Go through the listing below and list every line with "text".

Data excerpts
+ + + +

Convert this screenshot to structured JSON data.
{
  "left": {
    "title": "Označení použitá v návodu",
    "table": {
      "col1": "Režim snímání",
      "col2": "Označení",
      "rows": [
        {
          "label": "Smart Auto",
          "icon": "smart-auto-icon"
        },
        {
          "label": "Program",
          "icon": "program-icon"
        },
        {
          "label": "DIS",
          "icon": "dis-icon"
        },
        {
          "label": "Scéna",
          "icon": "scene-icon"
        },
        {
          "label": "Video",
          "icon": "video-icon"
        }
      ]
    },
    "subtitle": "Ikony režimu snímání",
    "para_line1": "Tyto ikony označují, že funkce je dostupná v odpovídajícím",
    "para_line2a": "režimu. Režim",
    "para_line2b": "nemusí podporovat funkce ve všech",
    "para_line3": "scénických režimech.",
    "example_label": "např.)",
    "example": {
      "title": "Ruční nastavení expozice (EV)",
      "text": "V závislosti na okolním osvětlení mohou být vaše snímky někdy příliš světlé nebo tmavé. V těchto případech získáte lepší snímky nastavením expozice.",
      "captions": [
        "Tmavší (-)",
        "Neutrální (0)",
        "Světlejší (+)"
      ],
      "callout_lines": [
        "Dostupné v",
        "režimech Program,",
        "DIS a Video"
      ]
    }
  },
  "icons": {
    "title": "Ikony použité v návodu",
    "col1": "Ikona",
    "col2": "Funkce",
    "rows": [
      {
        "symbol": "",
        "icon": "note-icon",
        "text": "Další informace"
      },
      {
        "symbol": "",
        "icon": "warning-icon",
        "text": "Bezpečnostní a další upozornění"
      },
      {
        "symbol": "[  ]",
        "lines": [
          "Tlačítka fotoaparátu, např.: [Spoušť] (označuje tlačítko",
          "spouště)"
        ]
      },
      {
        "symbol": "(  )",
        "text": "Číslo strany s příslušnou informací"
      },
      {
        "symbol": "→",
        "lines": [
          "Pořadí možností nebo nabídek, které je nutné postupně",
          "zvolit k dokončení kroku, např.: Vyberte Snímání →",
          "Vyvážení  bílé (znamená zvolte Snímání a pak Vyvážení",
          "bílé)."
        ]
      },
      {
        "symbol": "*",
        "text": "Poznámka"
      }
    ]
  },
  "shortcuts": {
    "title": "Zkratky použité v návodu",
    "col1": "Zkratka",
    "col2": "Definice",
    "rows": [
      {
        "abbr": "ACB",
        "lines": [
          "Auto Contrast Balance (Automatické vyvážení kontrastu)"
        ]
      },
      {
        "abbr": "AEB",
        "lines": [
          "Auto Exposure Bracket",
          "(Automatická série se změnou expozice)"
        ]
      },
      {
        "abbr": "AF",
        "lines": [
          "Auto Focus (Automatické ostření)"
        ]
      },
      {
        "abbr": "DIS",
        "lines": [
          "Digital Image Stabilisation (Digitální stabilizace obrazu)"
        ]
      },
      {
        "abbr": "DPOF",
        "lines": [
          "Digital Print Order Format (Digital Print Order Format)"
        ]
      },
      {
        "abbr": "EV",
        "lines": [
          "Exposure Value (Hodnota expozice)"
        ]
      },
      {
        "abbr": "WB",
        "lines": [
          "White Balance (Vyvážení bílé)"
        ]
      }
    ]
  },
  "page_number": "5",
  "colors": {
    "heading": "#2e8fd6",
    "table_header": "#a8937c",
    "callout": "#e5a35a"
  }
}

+ + + +

_SOLUTION TO THE EXERCISE_.
      "text": "V závislosti na okolním osvětlení mohou být vaše snímky někdy příliš světlé nebo tmavé. V těchto případech získáte lepší snímky nastavením expozice.",
        "text": "Další informace"
        "text": "Bezpečnostní a další upozornění"
        "text": "Číslo strany s příslušnou informací"
        "text": "Poznámka"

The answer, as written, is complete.